The request
State the number of lines in these records that include the word "this", and add nothing to it.

Stored data
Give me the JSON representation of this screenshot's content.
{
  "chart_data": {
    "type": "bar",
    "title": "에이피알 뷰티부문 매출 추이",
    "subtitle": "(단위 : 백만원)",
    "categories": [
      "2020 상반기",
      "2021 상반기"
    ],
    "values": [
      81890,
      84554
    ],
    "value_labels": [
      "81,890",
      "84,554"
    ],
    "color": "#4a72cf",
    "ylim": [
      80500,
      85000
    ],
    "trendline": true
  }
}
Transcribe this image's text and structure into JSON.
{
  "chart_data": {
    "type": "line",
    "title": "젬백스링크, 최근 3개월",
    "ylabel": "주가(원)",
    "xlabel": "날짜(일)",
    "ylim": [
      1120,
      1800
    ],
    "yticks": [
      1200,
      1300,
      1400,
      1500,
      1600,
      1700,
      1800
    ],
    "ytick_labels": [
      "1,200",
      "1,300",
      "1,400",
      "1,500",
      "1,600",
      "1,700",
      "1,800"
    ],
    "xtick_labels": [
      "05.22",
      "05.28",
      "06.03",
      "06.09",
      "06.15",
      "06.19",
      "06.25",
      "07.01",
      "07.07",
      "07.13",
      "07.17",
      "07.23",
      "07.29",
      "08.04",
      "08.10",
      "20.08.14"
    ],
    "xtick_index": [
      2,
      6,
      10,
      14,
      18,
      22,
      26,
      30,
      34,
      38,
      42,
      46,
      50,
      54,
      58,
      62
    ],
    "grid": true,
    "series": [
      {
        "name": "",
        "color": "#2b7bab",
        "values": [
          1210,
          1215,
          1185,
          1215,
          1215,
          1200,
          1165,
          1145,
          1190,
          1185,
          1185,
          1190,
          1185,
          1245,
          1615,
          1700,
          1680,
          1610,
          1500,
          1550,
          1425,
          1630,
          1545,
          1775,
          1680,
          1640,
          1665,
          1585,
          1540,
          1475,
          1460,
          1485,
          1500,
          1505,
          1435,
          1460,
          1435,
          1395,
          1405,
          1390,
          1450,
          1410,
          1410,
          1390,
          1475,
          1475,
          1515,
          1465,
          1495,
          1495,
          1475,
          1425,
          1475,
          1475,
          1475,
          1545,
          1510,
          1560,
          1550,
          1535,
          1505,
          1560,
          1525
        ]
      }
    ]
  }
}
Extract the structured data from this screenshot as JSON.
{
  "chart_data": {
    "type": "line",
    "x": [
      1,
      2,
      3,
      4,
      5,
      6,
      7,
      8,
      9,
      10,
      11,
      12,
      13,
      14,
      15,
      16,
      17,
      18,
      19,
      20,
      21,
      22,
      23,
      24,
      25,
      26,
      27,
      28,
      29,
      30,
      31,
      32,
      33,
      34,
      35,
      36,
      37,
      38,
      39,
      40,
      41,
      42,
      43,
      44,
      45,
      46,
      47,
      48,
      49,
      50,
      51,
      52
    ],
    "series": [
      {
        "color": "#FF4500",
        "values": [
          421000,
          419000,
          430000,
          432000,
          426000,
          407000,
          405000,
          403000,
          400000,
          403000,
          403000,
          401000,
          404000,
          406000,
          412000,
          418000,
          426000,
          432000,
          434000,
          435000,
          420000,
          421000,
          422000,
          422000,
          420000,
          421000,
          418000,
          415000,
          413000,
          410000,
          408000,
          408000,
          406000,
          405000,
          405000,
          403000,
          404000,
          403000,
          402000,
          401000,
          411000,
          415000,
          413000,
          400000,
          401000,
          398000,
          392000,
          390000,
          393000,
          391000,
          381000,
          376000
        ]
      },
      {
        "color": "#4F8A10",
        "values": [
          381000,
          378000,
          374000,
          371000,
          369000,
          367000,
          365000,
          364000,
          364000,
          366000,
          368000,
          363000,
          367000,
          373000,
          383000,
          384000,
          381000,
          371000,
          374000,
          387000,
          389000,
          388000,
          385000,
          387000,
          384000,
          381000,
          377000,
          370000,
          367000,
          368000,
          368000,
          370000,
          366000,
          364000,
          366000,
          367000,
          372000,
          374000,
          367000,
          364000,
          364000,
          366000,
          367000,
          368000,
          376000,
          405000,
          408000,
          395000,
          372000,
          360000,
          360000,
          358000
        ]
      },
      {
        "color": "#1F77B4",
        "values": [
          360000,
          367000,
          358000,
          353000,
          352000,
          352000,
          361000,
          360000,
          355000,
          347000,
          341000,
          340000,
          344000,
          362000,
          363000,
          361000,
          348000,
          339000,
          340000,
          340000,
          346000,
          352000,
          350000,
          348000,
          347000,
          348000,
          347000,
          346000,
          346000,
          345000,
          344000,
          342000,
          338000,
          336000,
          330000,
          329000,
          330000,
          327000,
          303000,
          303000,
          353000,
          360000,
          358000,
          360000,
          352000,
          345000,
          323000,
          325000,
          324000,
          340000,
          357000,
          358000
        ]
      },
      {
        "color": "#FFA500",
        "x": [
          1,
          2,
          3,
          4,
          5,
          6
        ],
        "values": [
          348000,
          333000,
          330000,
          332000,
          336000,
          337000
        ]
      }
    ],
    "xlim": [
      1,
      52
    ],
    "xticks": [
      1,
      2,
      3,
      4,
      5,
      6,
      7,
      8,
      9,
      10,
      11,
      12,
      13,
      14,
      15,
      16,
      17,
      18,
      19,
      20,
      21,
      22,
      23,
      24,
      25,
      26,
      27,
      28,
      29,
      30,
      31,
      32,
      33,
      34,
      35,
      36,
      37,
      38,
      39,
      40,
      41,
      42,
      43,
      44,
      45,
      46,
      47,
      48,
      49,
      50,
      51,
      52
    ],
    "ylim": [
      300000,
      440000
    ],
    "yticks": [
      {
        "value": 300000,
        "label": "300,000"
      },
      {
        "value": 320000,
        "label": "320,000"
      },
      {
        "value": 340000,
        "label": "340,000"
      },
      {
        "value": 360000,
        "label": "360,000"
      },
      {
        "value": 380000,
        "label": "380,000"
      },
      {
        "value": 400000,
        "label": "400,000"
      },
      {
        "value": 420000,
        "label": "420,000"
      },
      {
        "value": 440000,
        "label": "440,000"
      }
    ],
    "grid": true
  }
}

Full response
3